start

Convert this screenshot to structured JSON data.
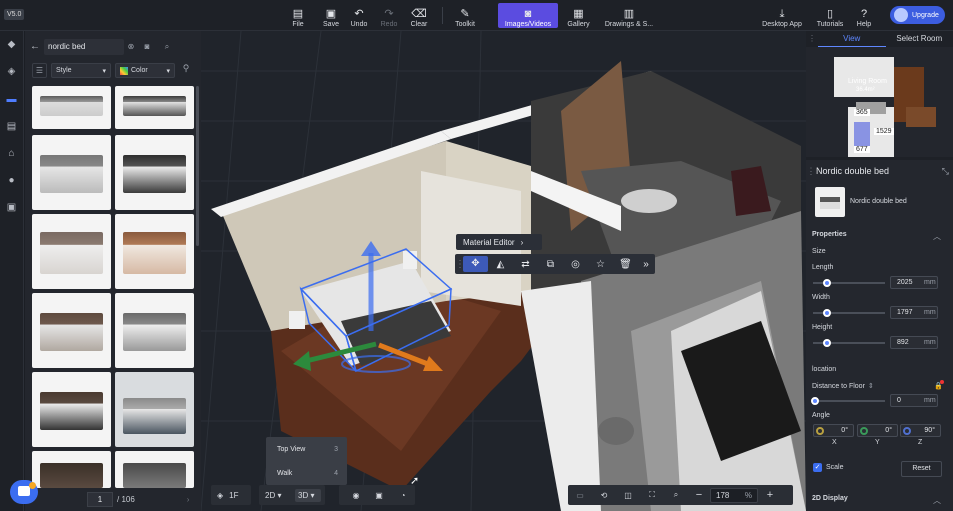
{
  "app": {
    "version": "V5.0"
  },
  "toolbar": {
    "file": "File",
    "save": "Save",
    "undo": "Undo",
    "redo": "Redo",
    "clear": "Clear",
    "toolkit": "Toolkit",
    "images_videos": "Images/Videos",
    "gallery": "Gallery",
    "drawings": "Drawings & S...",
    "desktop_app": "Desktop App",
    "tutorials": "Tutorials",
    "help": "Help",
    "upgrade": "Upgrade"
  },
  "catalog": {
    "search_value": "nordic bed",
    "filter_style": "Style",
    "filter_color": "Color",
    "page_current": "1",
    "page_total": "/ 106"
  },
  "context_menu": {
    "material_editor": "Material Editor"
  },
  "view_menu": {
    "items": [
      {
        "label": "Top View",
        "shortcut": "3"
      },
      {
        "label": "Walk",
        "shortcut": "4"
      }
    ]
  },
  "bottom_bar": {
    "floor": "1F",
    "mode_2d": "2D",
    "mode_3d": "3D",
    "zoom": "178",
    "zoom_unit": "%"
  },
  "right_panel": {
    "tabs": [
      "View",
      "Select Room"
    ],
    "minimap": {
      "room_label": "Living Room",
      "room_area": "36.4m²",
      "dims": [
        "365",
        "1529",
        "677"
      ]
    },
    "object_title": "Nordic double bed",
    "object_name": "Nordic double bed",
    "properties_title": "Properties",
    "size_label": "Size",
    "length_label": "Length",
    "length_value": "2025",
    "length_unit": "mm",
    "width_label": "Width",
    "width_value": "1797",
    "width_unit": "mm",
    "height_label": "Height",
    "height_value": "892",
    "height_unit": "mm",
    "location_label": "location",
    "distance_label": "Distance to Floor",
    "distance_value": "0",
    "distance_unit": "mm",
    "angle_label": "Angle",
    "angle_x": "0°",
    "angle_y": "0°",
    "angle_z": "90°",
    "axis_x": "X",
    "axis_y": "Y",
    "axis_z": "Z",
    "scale_label": "Scale",
    "reset_label": "Reset",
    "display_2d_label": "2D Display"
  }
}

end

# Required task
Transcribe the material exactly, leaving every picture out.

# Expected answer
Convert this screenshot to structured JSON data.
{
  "app": {
    "version": "V5.0"
  },
  "toolbar": {
    "file": "File",
    "save": "Save",
    "undo": "Undo",
    "redo": "Redo",
    "clear": "Clear",
    "toolkit": "Toolkit",
    "images_videos": "Images/Videos",
    "gallery": "Gallery",
    "drawings": "Drawings & S...",
    "desktop_app": "Desktop App",
    "tutorials": "Tutorials",
    "help": "Help",
    "upgrade": "Upgrade"
  },
  "catalog": {
    "search_value": "nordic bed",
    "filter_style": "Style",
    "filter_color": "Color",
    "page_current": "1",
    "page_total": "/ 106"
  },
  "context_menu": {
    "material_editor": "Material Editor"
  },
  "view_menu": {
    "items": [
      {
        "label": "Top View",
        "shortcut": "3"
      },
      {
        "label": "Walk",
        "shortcut": "4"
      }
    ]
  },
  "bottom_bar": {
    "floor": "1F",
    "mode_2d": "2D",
    "mode_3d": "3D",
    "zoom": "178",
    "zoom_unit": "%"
  },
  "right_panel": {
    "tabs": [
      "View",
      "Select Room"
    ],
    "minimap": {
      "room_label": "Living Room",
      "room_area": "36.4m²",
      "dims": [
        "365",
        "1529",
        "677"
      ]
    },
    "object_title": "Nordic double bed",
    "object_name": "Nordic double bed",
    "properties_title": "Properties",
    "size_label": "Size",
    "length_label": "Length",
    "length_value": "2025",
    "length_unit": "mm",
    "width_label": "Width",
    "width_value": "1797",
    "width_unit": "mm",
    "height_label": "Height",
    "height_value": "892",
    "height_unit": "mm",
    "location_label": "location",
    "distance_label": "Distance to Floor",
    "distance_value": "0",
    "distance_unit": "mm",
    "angle_label": "Angle",
    "angle_x": "0°",
    "angle_y": "0°",
    "angle_z": "90°",
    "axis_x": "X",
    "axis_y": "Y",
    "axis_z": "Z",
    "scale_label": "Scale",
    "reset_label": "Reset",
    "display_2d_label": "2D Display"
  }
}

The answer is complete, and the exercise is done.